Set problem> Of the lines in the listing below, how many hold "text"? Answer with the number only.

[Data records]
----------------
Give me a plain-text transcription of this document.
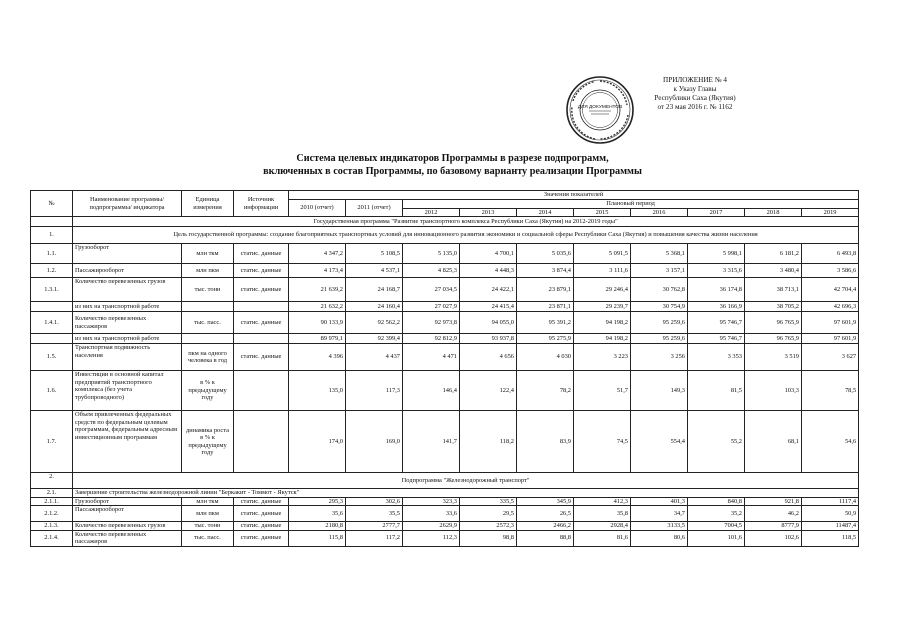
ДЛЯ ДОКУМЕНТОВ
ПРИЛОЖЕНИЕ № 4
к Указу Главы
Республики Саха (Якутия)
от 23 мая 2016 г. № 1162
Система целевых индикаторов Программы в разрезе подпрограмм,
включенных в состав Программы, по базовому варианту реализации Программы
№	Наименование программы/ подпрограммы/ индикатора	Единица измерения	Источник информации	Значения показателей									
				2010 (отчет)	2011 (отчет)	Плановый период							
						2012	2013	2014	2015	2016	2017	2018	2019
	Государственная программа "Развитие транспортного комплекса Республики Саха (Якутия) на 2012-2019 годы"												
1.	Цель государственной программы: создание благоприятных транспортных условий для инновационного развития экономики и социальной сферы Республики Саха (Якутия) и повышения качества жизни населения												
1.1.	Грузооборот	млн ткм	статис. данные	4 347,2	5 108,5	5 135,0	4 700,1	5 035,6	5 091,5	5 368,1	5 998,1	6 181,2	6 493,8
1.2.	Пассажирооборот	млн пкм	статис. данные	4 173,4	4 537,1	4 825,3	4 448,3	3 874,4	3 111,6	3 157,1	3 315,6	3 480,4	3 586,6
1.3.1.	Количество перевезенных грузов	тыс. тонн	статис. данные	21 639,2	24 168,7	27 034,5	24 422,1	23 879,1	29 246,4	30 762,8	36 174,8	38 713,1	42 704,4
	из них на транспортной работе			21 632,2	24 160,4	27 027,9	24 415,4	23 871,1	29 239,7	30 754,9	36 166,9	38 705,2	42 696,3
1.4.1.	Количество перевезенных пассажиров	тыс. пасс.	статис. данные	90 133,9	92 562,2	92 973,8	94 055,0	95 391,2	94 198,2	95 259,6	95 746,7	96 765,9	97 601,9
	из них на транспортной работе			89 979,1	92 399,4	92 812,9	93 937,8	95 275,9	94 198,2	95 259,6	95 746,7	96 765,9	97 601,9
1.5.	Транспортная подвижность населения	пкм на одного человека в год	статис. данные	4 396	4 437	4 471	4 656	4 030	3 223	3 256	3 353	3 519	3 627
1.6.	Инвестиции в основной капитал предприятий транспортного комплекса (без учета трубопроводного)	в % к предыдущему году		135,0	117,3	146,4	122,4	78,2	51,7	149,3	81,5	103,3	78,5
1.7.	Объем привлеченных федеральных средств по федеральным целевым программам, федеральным адресным инвестиционным программам	динамика роста в % к предыдущему году		174,0	169,0	141,7	118,2	83,9	74,5	554,4	55,2	68,1	54,6
2.	Подпрограмма "Железнодорожный транспорт"												
2.1.	Завершение строительства железнодорожной линии "Беркакит - Томмот - Якутск"												
2.1.1.	Грузооборот	млн ткм	статис. данные	295,3	302,6	323,3	335,5	345,9	412,3	401,3	840,8	921,8	1117,4
2.1.2.	Пассажирооборот	млн пкм	статис. данные	35,6	35,5	33,6	29,5	26,5	35,8	34,7	35,2	46,2	50,9
2.1.3.	Количество перевезенных грузов	тыс. тонн	статис. данные	2180,8	2777,7	2629,9	2572,3	2466,2	2928,4	3133,5	7004,5	8777,9	11487,4
2.1.4.	Количество перевезенных пассажиров	тыс. пасс.	статис. данные	115,8	117,2	112,3	98,8	88,8	81,6	80,6	101,6	102,6	118,5
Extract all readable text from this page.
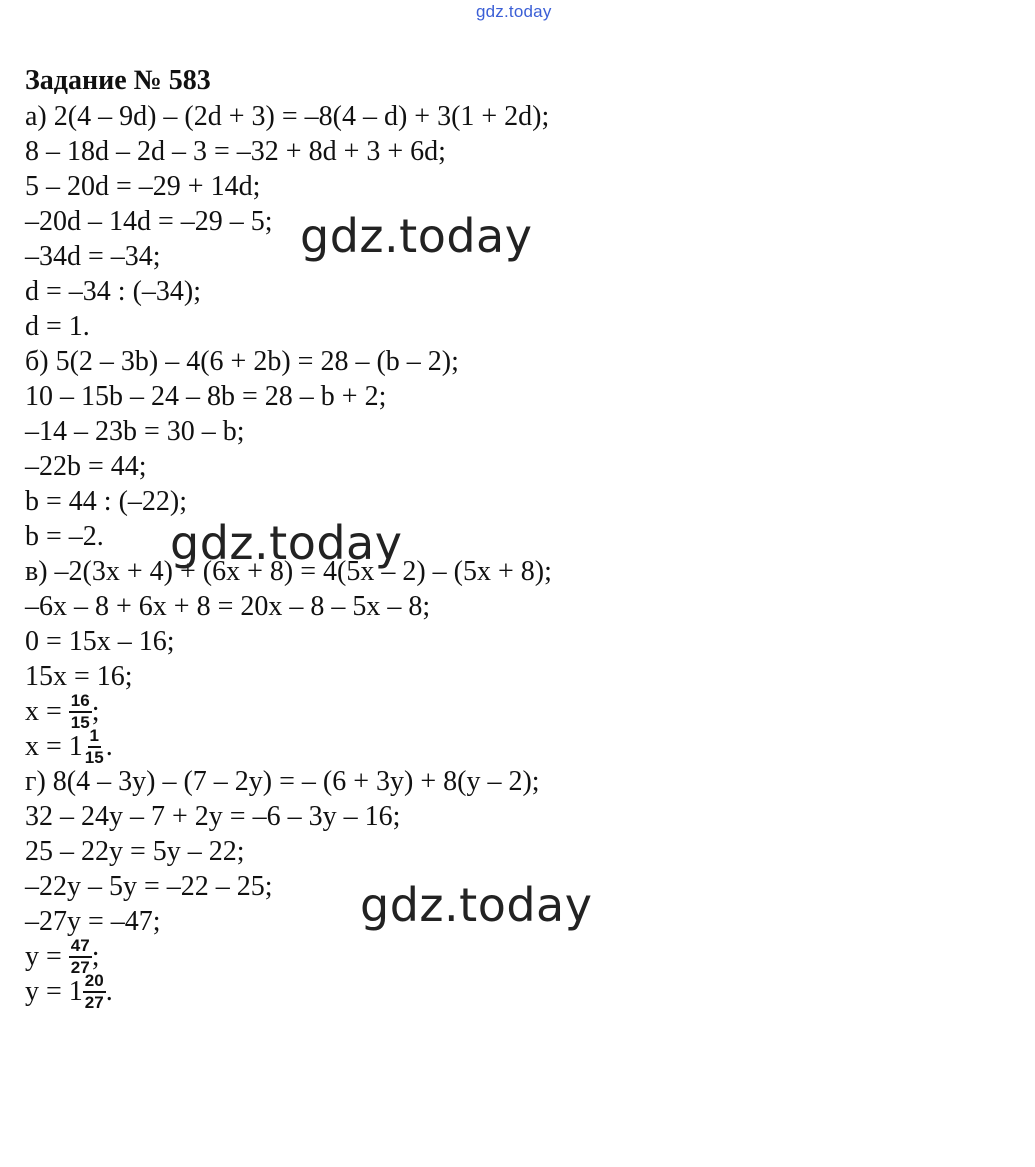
gdz.today
Задание № 583
а) 2(4 – 9d) – (2d + 3) = –8(4 – d) + 3(1 + 2d);
8 – 18d – 2d – 3 = –32 + 8d + 3 + 6d;
5 – 20d = –29 + 14d;
–20d – 14d = –29 – 5;
–34d = –34;
d = –34 : (–34);
d = 1.
б) 5(2 – 3b) – 4(6 + 2b) = 28 – (b – 2);
10 – 15b – 24 – 8b = 28 – b + 2;
–14 – 23b = 30 – b;
–22b = 44;
b = 44 : (–22);
b = –2.
в) –2(3x + 4) + (6x + 8) = 4(5x – 2) – (5x + 8);
–6x – 8 + 6x + 8 = 20x – 8 – 5x – 8;
0 = 15x – 16;
15x = 16;
$x = \frac{16}{15}$ ;
$x = 1 \frac{1}{15}$ .
г) 8(4 – 3y) – (7 – 2y) = – (6 + 3y) + 8(y – 2);
32 – 24y – 7 + 2y = –6 – 3y – 16;
25 – 22y = 5y – 22;
–22y – 5y = –22 – 25;
–27y = –47;
$y = \frac{47}{27}$ ;
$y = 1 \frac{20}{27}$ .
gdz.today
gdz.today
gdz.today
----------------
Exercise response> 2